■ How to complete this task ■
Condense the paragraph of the passage on early cuy that begins "The earliest recorded appearance of cuy" into a bulleted list that keeps its main facts.

┌─ Passage provided

Actual numbers of reported archaeological specimens is rarely high, possibly owing to its small skeletal size, relatively poor preservation potential, recovery bias, and attendant difficulties in identification. The Bogota plateau of Colombia provides early contexts for cuy in the northern Andes. Specimens have been identified in levels dated 9000 to 5000 BC at Tequendama. Although cuy specimens are identified throughout the El Abra rockshelter sequence, from possibly as early as the eighth millennium BP, domesticated specimens are believed to appear only after 500 BC with the local introduction of pottery. Otherwise, early documentation of prehistoric cuy is restricted to Central Andean sites.

The earliest recorded appearance of cuy in the central Andes is from the Ayacucho area. Puente phase artifacts suggestive of human occupation between 8500 and 8160 BC are found in association with cuy bones at Jaywamachay, a rock shelter located in humid woodland at 3,350 masl. Late Puente phase artifacts dating to 7250 BC are associated with bones of, presumably collected or trapped, cuy at Ayamachay rock shelter at 3,000 masl. Inhabitants of Puente Cave in the thorn forest scrub ecozone at 2,500 masl, are believed to have collected or trapped possibly wild specimens during the early Jaywa phase around 6900 BC. With the exception of Puente Cave, the actual number of recovered cuy specimens is small. Preceramic collecting or trapping of wild specimens is inferred from associations of cuy specimens with bone triangular trap triggers; however, penning may also have been possible. The absence of triggers, and the presence of pits containing cuy specimens, suggests the use of hutches or penning in Piki phase context at Puente around 5470 BC.

A large charcoal filled depression in Chihua phase context from as early as 3600 BC at Ayamachay contained bones of a half dozen cuy. These specimens, and contemporaneous specimens from Rosamachay, just north of Pikimachay at 2,650 masl, are considered to be evidence for early domesticated cuy. Although these inferences are based mainly on the relative abundance of cuy specimens, jaw diastema height at Pikimachay is considered to be clear evidence of domestic varieties by the ceramic Chupas phase as early as 700 BC. In particular, a 400 BC cloth-wrapped Chupas phase cuy mummy from Rosamachay is likely that of a domesticated animal.

Although a few cuy specimens were identified in preceramic deposits at Guitarrero Cave in the Peruvian Callejon de Huaylas, it has been suggested that fully domesticated forms were initially introduced northward from the central Andes only in the first millennium BC. Significant amounts of cuy are recorded throughout the prehistoric sequence of human occupation in the 2,000 m thorn forest of the upper Huallaga Valley. However, despite their appearance since mid third millennium BC Kotosh Mito period context, it is not believed that these cuy specimens were fully domesticated.

└─
┌─ Source data

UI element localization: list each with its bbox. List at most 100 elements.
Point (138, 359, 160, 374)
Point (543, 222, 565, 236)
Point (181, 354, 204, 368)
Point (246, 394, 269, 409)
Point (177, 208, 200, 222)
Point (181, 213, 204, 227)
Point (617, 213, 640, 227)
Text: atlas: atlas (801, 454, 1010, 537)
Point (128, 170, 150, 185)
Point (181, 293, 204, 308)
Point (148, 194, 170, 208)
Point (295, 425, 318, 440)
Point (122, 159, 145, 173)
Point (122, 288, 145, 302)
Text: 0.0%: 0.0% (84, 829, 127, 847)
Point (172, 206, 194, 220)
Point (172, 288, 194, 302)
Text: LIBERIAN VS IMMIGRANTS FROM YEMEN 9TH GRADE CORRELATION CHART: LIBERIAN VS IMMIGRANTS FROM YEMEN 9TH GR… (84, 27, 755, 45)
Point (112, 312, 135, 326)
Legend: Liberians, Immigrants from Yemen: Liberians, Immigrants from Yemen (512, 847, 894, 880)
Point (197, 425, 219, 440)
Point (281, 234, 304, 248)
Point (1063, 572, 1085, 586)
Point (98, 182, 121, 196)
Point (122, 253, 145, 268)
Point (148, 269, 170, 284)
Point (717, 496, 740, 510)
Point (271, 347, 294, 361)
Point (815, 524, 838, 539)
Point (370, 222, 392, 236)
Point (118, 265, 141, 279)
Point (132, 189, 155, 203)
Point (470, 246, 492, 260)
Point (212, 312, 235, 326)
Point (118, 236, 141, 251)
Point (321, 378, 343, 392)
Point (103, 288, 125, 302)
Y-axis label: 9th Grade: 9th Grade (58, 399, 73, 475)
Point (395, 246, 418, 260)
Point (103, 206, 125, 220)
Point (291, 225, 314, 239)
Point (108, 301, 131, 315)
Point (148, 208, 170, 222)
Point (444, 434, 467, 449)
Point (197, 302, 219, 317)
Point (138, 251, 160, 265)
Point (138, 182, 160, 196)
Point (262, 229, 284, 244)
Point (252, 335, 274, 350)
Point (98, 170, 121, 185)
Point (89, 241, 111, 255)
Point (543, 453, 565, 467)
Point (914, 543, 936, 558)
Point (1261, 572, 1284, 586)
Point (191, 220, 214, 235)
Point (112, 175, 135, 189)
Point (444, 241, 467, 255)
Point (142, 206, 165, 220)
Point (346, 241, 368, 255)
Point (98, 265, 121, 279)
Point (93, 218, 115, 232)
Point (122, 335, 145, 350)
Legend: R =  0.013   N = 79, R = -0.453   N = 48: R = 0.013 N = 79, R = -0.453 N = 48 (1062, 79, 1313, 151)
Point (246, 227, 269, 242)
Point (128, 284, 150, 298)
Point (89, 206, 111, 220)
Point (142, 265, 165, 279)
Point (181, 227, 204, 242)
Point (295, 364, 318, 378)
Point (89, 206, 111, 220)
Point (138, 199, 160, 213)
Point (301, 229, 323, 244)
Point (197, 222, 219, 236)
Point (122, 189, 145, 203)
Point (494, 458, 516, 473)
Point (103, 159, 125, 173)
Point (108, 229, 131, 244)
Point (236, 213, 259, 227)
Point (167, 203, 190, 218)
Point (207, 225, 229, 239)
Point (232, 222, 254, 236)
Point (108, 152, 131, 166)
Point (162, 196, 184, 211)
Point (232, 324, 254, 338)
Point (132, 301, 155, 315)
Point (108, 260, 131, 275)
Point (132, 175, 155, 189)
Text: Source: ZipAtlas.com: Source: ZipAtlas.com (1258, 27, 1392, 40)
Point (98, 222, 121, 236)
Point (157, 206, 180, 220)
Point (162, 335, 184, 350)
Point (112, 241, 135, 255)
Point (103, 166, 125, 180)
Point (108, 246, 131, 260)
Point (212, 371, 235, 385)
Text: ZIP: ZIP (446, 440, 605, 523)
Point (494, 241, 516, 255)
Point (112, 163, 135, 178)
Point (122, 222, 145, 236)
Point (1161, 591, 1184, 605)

└─

■ Task result ■
- The earliest recorded cuy in the central Andes come from the Ayacucho area.
- Jaywamachay, a rock shelter in humid woodland at 3,350 masl, has cuy bones with Puente phase artifacts from 8500–8160 BC.
- Ayamachay rock shelter, at 3,000 masl, has late Puente phase artifacts from 7250 BC with bones of cuy that were presumably collected or trapped.
- At Puente Cave, in thorn forest scrub at 2,500 masl, people are believed to have collected or trapped possibly wild cuy around 6900 BC, in the early Jaywa phase.
- Except at Puente Cave, few cuy specimens have been recovered.
- Bone triangular trap triggers found with cuy point to preceramic collecting or trapping, though penning may also have been possible.
- At Puente around 5470 BC, in the Piki phase, there are no triggers, and pits holding cuy suggest hutches or penning.